## begin Available data
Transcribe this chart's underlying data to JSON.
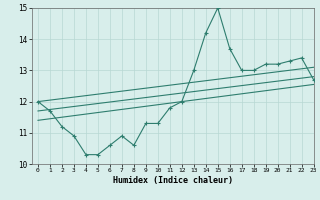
{
  "x": [
    0,
    1,
    2,
    3,
    4,
    5,
    6,
    7,
    8,
    9,
    10,
    11,
    12,
    13,
    14,
    15,
    16,
    17,
    18,
    19,
    20,
    21,
    22,
    23
  ],
  "y_main": [
    12.0,
    11.7,
    11.2,
    10.9,
    10.3,
    10.3,
    10.6,
    10.9,
    10.6,
    11.3,
    11.3,
    11.8,
    12.0,
    13.0,
    14.2,
    15.0,
    13.7,
    13.0,
    13.0,
    13.2,
    13.2,
    13.3,
    13.4,
    12.7
  ],
  "trend1_x": [
    0,
    23
  ],
  "trend1_y": [
    12.0,
    13.1
  ],
  "trend2_x": [
    0,
    23
  ],
  "trend2_y": [
    11.7,
    12.8
  ],
  "trend3_x": [
    0,
    23
  ],
  "trend3_y": [
    11.4,
    12.55
  ],
  "line_color": "#2e7d6e",
  "bg_color": "#d8eeeb",
  "grid_color": "#b8d8d4",
  "xlabel": "Humidex (Indice chaleur)",
  "ylim": [
    10,
    15
  ],
  "xlim": [
    -0.5,
    23
  ],
  "yticks": [
    10,
    11,
    12,
    13,
    14,
    15
  ],
  "xticks": [
    0,
    1,
    2,
    3,
    4,
    5,
    6,
    7,
    8,
    9,
    10,
    11,
    12,
    13,
    14,
    15,
    16,
    17,
    18,
    19,
    20,
    21,
    22,
    23
  ]
}
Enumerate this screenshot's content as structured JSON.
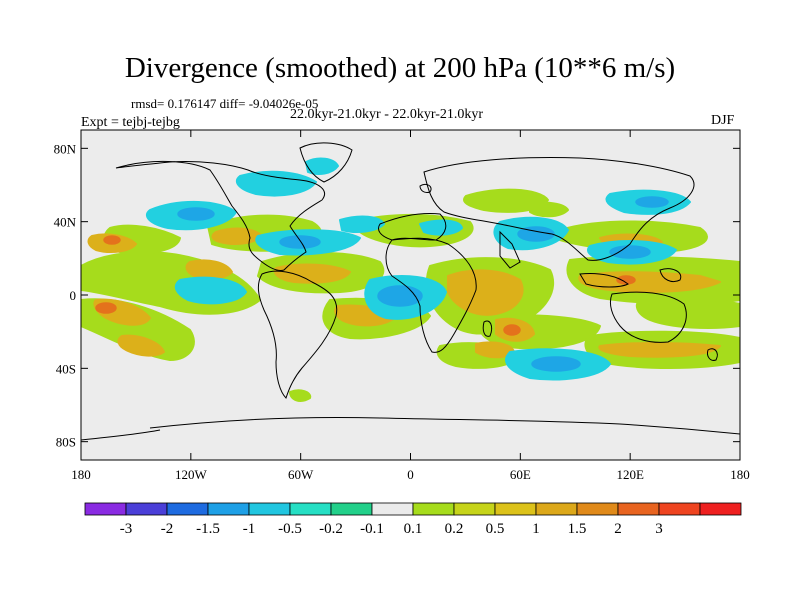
{
  "title": "Divergence (smoothed) at 200 hPa (10**6 m/s)",
  "stats_line": "rmsd= 0.176147 diff= -9.04026e-05",
  "period_line": "22.0kyr-21.0kyr - 22.0kyr-21.0kyr",
  "experiment_line": "Expt = tejbj-tejbg",
  "season": "DJF",
  "map": {
    "lon_range": [
      -180,
      180
    ],
    "lat_range": [
      -90,
      90
    ],
    "lat_ticks": [
      {
        "value": 80,
        "label": "80N"
      },
      {
        "value": 40,
        "label": "40N"
      },
      {
        "value": 0,
        "label": "0"
      },
      {
        "value": -40,
        "label": "40S"
      },
      {
        "value": -80,
        "label": "80S"
      }
    ],
    "lon_ticks": [
      {
        "value": -180,
        "label": "180"
      },
      {
        "value": -120,
        "label": "120W"
      },
      {
        "value": -60,
        "label": "60W"
      },
      {
        "value": 0,
        "label": "0"
      },
      {
        "value": 60,
        "label": "60E"
      },
      {
        "value": 120,
        "label": "120E"
      },
      {
        "value": 180,
        "label": "180"
      }
    ],
    "background_color": "#ececec"
  },
  "colorbar": {
    "colors": [
      "#8a2be2",
      "#4b3fd8",
      "#1e6be0",
      "#1ea0e6",
      "#21c6e0",
      "#26dfc4",
      "#22d08a",
      "#ebebeb",
      "#a6dc1c",
      "#c6d41a",
      "#dcc21a",
      "#dca81a",
      "#e08a1a",
      "#e86420",
      "#ee4420",
      "#ee2020"
    ],
    "labels": [
      "-3",
      "-2",
      "-1.5",
      "-1",
      "-0.5",
      "-0.2",
      "-0.1",
      "0.1",
      "0.2",
      "0.5",
      "1",
      "1.5",
      "2",
      "3"
    ]
  }
}
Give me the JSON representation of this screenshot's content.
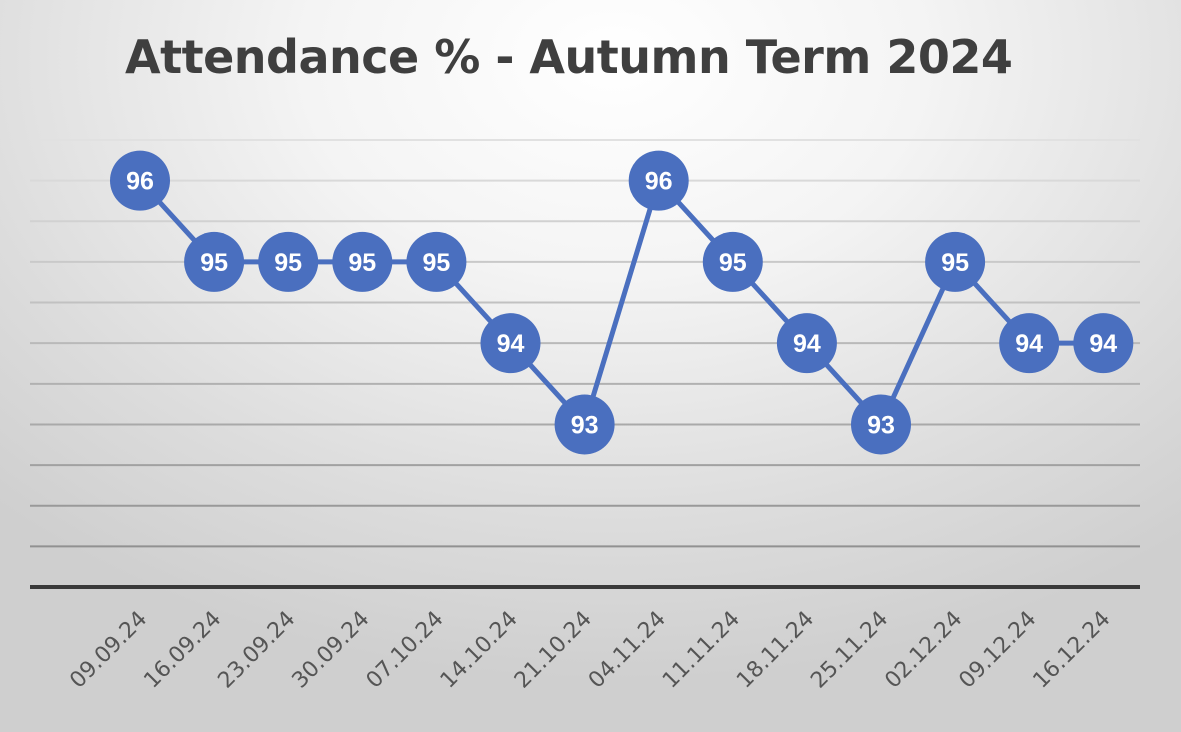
{
  "chart_data": {
    "type": "line",
    "title": "Attendance % - Autumn Term 2024",
    "xlabel": "",
    "ylabel": "",
    "categories": [
      "09.09.24",
      "16.09.24",
      "23.09.24",
      "30.09.24",
      "07.10.24",
      "14.10.24",
      "21.10.24",
      "04.11.24",
      "11.11.24",
      "18.11.24",
      "25.11.24",
      "02.12.24",
      "09.12.24",
      "16.12.24"
    ],
    "series": [
      {
        "values": [
          96,
          95,
          95,
          95,
          95,
          94,
          93,
          96,
          95,
          94,
          93,
          95,
          94,
          94
        ]
      }
    ],
    "ylim": [
      91,
      96.5
    ],
    "gridline_step": 0.5,
    "grid": true,
    "legend": "none",
    "line_color": "#4a6fbf",
    "marker_color": "#4a6fbf",
    "marker_text_color": "#ffffff"
  }
}
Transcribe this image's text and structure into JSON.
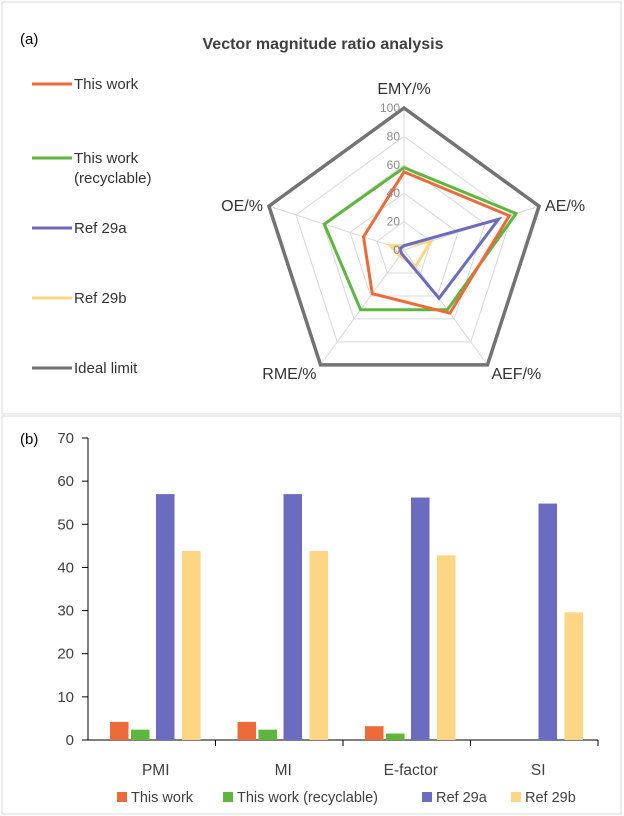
{
  "radar": {
    "panel_label": "(a)",
    "chart_data": {
      "type": "radar",
      "title": "Vector magnitude ratio analysis",
      "axes": [
        "EMY/%",
        "AE/%",
        "AEF/%",
        "RME/%",
        "OE/%"
      ],
      "rlim": [
        0,
        100
      ],
      "ticks": [
        0,
        20,
        40,
        60,
        80,
        100
      ],
      "series": [
        {
          "name": "This work",
          "color": "#ed6b3a",
          "values": [
            55,
            78,
            55,
            38,
            30
          ]
        },
        {
          "name": "This work\n(recyclable)",
          "color": "#5fb63f",
          "values": [
            58,
            83,
            52,
            52,
            59
          ]
        },
        {
          "name": "Ref 29a",
          "color": "#6b6bbf",
          "values": [
            3,
            70,
            42,
            3,
            3
          ]
        },
        {
          "name": "Ref 29b",
          "color": "#fcd685",
          "values": [
            3,
            20,
            14,
            5,
            10
          ]
        },
        {
          "name": "Ideal limit",
          "color": "#737373",
          "values": [
            100,
            100,
            100,
            100,
            100
          ]
        }
      ],
      "legend": "left"
    }
  },
  "bars": {
    "panel_label": "(b)",
    "chart_data": {
      "type": "bar",
      "categories": [
        "PMI",
        "MI",
        "E-factor",
        "SI"
      ],
      "series": [
        {
          "name": "This work",
          "color": "#ed6b3a",
          "values": [
            4.2,
            4.2,
            3.2,
            0
          ]
        },
        {
          "name": "This work (recyclable)",
          "color": "#5fb63f",
          "values": [
            2.4,
            2.4,
            1.5,
            0
          ]
        },
        {
          "name": "Ref 29a",
          "color": "#6b6bbf",
          "values": [
            57,
            57,
            56.2,
            54.8
          ]
        },
        {
          "name": "Ref 29b",
          "color": "#fcd685",
          "values": [
            43.8,
            43.8,
            42.8,
            29.6
          ]
        }
      ],
      "ylim": [
        0,
        70
      ],
      "yticks": [
        0,
        10,
        20,
        30,
        40,
        50,
        60,
        70
      ],
      "legend": "bottom"
    }
  }
}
## end Available data
▸ **Problem description**
Extract, from the material above, each line holding the word "recyclable".

▸ **Full answer**
          "name": "This work\n(recyclable)",
          "name": "This work (recyclable)",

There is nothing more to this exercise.